[Saved entries]
┏━━
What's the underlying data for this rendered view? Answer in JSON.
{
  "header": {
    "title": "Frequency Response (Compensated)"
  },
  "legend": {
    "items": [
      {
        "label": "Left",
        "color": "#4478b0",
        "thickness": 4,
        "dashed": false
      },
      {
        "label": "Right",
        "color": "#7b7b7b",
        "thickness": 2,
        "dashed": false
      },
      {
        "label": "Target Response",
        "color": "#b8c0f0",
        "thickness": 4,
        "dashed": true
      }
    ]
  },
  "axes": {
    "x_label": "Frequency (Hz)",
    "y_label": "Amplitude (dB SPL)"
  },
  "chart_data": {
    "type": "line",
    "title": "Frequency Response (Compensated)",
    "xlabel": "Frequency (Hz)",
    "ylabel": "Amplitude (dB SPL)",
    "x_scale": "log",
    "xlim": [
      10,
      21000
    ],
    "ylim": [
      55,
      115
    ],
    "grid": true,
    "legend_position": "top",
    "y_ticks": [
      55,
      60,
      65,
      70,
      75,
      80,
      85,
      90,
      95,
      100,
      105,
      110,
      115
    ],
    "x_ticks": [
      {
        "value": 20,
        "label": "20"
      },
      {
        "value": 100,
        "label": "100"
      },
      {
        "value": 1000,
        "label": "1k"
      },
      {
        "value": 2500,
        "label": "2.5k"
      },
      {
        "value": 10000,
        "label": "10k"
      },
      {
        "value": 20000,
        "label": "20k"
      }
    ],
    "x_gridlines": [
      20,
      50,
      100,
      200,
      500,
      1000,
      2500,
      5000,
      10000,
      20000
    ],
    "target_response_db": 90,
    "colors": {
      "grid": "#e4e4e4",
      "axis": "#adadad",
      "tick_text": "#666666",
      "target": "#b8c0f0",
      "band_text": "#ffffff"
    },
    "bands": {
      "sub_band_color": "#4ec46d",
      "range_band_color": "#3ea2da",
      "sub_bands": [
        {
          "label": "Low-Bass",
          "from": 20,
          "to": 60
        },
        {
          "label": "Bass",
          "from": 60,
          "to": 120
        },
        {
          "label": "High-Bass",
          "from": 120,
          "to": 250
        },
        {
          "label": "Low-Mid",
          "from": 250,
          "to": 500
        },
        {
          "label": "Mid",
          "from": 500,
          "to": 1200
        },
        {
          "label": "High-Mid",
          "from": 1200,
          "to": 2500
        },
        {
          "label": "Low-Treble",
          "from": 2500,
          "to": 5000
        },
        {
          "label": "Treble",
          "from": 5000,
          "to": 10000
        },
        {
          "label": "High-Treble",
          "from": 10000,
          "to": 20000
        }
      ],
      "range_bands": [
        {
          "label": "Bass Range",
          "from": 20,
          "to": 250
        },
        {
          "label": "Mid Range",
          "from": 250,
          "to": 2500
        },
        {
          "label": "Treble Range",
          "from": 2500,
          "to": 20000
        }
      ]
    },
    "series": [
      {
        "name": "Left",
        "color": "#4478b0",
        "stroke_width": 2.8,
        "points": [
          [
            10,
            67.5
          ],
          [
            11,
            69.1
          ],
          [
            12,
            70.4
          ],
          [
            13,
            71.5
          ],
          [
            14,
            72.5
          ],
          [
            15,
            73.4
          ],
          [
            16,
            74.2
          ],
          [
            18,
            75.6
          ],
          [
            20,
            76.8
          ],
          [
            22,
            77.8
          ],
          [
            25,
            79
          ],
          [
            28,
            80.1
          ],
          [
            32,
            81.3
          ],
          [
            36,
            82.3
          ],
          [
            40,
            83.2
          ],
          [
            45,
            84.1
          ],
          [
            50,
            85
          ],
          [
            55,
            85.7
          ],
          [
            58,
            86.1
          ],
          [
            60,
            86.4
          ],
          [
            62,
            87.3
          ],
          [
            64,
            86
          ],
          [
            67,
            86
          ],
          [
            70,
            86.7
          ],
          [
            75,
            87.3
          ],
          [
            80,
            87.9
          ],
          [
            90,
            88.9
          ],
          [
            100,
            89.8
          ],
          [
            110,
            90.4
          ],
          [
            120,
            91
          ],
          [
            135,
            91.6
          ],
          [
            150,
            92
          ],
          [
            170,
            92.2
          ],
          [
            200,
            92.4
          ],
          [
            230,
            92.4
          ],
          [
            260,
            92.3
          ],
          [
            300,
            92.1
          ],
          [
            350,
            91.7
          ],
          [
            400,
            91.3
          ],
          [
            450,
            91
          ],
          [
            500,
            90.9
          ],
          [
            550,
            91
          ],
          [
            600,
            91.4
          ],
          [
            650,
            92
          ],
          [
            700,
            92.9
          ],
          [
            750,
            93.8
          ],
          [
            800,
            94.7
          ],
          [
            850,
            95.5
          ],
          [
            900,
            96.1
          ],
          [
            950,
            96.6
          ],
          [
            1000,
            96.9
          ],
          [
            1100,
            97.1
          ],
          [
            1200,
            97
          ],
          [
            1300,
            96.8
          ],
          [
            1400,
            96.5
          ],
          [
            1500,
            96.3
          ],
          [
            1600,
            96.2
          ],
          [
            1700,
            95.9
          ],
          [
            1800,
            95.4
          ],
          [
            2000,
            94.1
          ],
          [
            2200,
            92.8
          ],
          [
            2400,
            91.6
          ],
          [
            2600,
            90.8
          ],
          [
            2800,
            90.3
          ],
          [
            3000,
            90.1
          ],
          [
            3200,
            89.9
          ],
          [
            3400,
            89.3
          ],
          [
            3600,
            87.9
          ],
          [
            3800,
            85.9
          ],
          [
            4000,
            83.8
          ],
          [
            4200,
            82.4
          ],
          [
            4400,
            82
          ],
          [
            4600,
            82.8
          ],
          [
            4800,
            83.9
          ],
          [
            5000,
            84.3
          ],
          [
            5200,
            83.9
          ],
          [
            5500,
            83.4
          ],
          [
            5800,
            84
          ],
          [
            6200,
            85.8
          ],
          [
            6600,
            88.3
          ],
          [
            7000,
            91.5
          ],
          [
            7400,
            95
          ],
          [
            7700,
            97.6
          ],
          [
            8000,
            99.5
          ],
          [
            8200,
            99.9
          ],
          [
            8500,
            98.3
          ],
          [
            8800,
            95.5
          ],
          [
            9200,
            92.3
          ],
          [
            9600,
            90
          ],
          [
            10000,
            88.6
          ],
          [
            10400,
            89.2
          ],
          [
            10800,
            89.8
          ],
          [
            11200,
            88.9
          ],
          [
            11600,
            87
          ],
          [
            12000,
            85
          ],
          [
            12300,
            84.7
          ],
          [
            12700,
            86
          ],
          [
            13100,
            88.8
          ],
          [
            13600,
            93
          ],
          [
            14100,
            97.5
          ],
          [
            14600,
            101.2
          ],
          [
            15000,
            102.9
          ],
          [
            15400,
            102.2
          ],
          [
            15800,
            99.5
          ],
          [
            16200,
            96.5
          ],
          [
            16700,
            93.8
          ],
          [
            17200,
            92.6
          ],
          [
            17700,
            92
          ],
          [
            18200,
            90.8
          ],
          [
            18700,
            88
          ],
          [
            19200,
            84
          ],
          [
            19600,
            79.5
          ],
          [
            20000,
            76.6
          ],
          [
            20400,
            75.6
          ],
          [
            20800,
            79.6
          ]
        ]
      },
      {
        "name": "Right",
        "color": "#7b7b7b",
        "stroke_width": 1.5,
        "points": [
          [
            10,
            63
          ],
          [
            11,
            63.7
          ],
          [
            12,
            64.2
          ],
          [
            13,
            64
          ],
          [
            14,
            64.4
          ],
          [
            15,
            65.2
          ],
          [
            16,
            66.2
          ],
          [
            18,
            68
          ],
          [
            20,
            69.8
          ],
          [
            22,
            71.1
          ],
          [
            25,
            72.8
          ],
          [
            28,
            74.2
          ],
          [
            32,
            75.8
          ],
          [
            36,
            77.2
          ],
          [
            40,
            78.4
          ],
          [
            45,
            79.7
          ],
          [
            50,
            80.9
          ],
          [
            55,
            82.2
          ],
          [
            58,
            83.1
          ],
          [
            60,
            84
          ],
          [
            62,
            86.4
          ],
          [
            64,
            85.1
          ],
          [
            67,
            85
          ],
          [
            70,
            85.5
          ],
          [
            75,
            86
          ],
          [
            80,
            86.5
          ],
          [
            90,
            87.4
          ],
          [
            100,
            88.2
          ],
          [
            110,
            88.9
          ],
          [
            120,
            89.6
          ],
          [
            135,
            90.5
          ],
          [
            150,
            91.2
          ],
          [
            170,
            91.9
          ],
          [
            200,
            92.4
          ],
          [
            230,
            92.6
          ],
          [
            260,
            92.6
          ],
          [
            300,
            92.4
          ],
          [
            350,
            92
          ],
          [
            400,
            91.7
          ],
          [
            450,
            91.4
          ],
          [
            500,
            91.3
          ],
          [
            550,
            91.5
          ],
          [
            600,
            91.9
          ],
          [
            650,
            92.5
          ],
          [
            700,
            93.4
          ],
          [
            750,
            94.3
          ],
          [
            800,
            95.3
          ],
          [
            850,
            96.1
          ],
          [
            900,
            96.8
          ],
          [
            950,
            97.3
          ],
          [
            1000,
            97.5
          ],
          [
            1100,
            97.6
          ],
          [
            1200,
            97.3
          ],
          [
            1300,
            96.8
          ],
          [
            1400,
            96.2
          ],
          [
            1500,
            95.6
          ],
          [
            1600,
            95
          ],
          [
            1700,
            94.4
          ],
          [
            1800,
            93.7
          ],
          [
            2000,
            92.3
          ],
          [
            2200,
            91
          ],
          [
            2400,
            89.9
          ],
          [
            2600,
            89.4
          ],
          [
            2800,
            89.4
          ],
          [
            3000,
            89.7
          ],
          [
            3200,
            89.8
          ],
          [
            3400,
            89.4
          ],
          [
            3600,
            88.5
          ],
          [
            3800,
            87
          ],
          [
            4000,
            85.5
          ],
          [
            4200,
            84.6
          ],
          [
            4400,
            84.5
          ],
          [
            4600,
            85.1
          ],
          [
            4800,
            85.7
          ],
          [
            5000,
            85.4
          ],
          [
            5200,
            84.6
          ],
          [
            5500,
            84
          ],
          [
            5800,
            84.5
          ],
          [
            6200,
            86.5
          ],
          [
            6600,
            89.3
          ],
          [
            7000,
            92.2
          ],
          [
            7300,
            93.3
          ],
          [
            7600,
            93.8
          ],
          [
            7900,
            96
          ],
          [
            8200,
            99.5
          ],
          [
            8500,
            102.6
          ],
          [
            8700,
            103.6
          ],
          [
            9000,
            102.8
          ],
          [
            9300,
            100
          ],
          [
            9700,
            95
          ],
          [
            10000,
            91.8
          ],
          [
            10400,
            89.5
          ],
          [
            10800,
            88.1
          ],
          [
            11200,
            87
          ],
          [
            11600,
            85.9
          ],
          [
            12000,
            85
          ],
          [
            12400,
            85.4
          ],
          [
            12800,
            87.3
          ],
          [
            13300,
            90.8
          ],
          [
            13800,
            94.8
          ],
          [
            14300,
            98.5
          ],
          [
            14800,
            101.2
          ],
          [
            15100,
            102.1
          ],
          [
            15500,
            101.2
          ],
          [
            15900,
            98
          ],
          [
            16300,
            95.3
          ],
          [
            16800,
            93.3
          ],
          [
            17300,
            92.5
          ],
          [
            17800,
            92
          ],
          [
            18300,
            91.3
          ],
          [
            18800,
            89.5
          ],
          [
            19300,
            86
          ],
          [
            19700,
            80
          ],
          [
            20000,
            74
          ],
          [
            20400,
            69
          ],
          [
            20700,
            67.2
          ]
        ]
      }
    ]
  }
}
┗━━
**What is required**:
In the records above, find each line holding "title" and copy it.

**Full output**:
    "title": "Frequency Response (Compensated)"
    "title": "Frequency Response (Compensated)",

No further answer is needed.